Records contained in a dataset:
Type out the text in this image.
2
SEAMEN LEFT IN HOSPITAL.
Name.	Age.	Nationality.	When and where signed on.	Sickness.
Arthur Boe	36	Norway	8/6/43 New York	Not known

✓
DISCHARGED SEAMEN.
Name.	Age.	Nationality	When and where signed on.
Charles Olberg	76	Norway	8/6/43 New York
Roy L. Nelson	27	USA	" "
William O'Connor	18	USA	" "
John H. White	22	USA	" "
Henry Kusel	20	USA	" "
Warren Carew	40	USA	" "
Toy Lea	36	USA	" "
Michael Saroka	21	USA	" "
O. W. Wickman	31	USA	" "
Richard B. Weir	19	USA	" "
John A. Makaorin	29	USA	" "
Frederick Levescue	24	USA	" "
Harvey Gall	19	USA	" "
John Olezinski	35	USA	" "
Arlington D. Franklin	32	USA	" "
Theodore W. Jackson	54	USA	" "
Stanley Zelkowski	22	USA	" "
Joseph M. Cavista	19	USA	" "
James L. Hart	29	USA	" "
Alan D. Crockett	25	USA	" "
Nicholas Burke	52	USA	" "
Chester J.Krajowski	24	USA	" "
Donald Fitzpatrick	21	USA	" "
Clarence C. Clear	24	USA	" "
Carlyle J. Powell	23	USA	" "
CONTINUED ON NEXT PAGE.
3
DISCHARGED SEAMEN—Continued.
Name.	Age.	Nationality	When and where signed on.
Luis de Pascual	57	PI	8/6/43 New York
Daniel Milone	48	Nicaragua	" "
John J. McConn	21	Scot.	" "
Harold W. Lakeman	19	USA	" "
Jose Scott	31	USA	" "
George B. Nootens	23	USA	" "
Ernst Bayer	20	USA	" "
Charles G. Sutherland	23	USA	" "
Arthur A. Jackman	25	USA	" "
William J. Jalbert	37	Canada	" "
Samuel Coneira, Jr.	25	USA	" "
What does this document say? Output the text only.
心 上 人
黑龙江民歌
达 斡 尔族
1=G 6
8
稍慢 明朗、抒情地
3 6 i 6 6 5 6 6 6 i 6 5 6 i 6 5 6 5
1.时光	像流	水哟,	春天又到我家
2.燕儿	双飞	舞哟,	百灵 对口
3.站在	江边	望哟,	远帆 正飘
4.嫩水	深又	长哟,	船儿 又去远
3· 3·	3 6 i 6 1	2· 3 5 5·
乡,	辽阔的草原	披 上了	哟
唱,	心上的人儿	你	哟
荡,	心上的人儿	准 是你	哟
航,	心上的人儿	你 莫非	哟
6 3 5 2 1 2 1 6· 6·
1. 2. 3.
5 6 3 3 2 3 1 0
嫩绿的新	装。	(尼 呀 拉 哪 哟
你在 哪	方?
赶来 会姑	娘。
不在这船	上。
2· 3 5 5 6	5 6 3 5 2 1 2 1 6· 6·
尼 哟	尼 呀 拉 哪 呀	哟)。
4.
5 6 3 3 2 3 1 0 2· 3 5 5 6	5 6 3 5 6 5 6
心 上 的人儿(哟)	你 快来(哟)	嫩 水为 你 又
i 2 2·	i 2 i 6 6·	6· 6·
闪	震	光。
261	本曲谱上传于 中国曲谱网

Written task: Return exactly, and only, the line containing "What does this" and every line after it through the end of the material.

Exercise output:
What does this document say? Output the text only.
心 上 人
黑龙江民歌
达 斡 尔族
1=G 6
8
稍慢 明朗、抒情地
3 6 i 6 6 5 6 6 6 i 6 5 6 i 6 5 6 5
1.时光	像流	水哟,	春天又到我家
2.燕儿	双飞	舞哟,	百灵 对口
3.站在	江边	望哟,	远帆 正飘
4.嫩水	深又	长哟,	船儿 又去远
3· 3·	3 6 i 6 1	2· 3 5 5·
乡,	辽阔的草原	披 上了	哟
唱,	心上的人儿	你	哟
荡,	心上的人儿	准 是你	哟
航,	心上的人儿	你 莫非	哟
6 3 5 2 1 2 1 6· 6·
1. 2. 3.
5 6 3 3 2 3 1 0
嫩绿的新	装。	(尼 呀 拉 哪 哟
你在 哪	方?
赶来 会姑	娘。
不在这船	上。
2· 3 5 5 6	5 6 3 5 2 1 2 1 6· 6·
尼 哟	尼 呀 拉 哪 呀	哟)。
4.
5 6 3 3 2 3 1 0 2· 3 5 5 6	5 6 3 5 6 5 6
心 上 的人儿(哟)	你 快来(哟)	嫩 水为 你 又
i 2 2·	i 2 i 6 6·	6· 6·
闪	震	光。
261	本曲谱上传于 中国曲谱网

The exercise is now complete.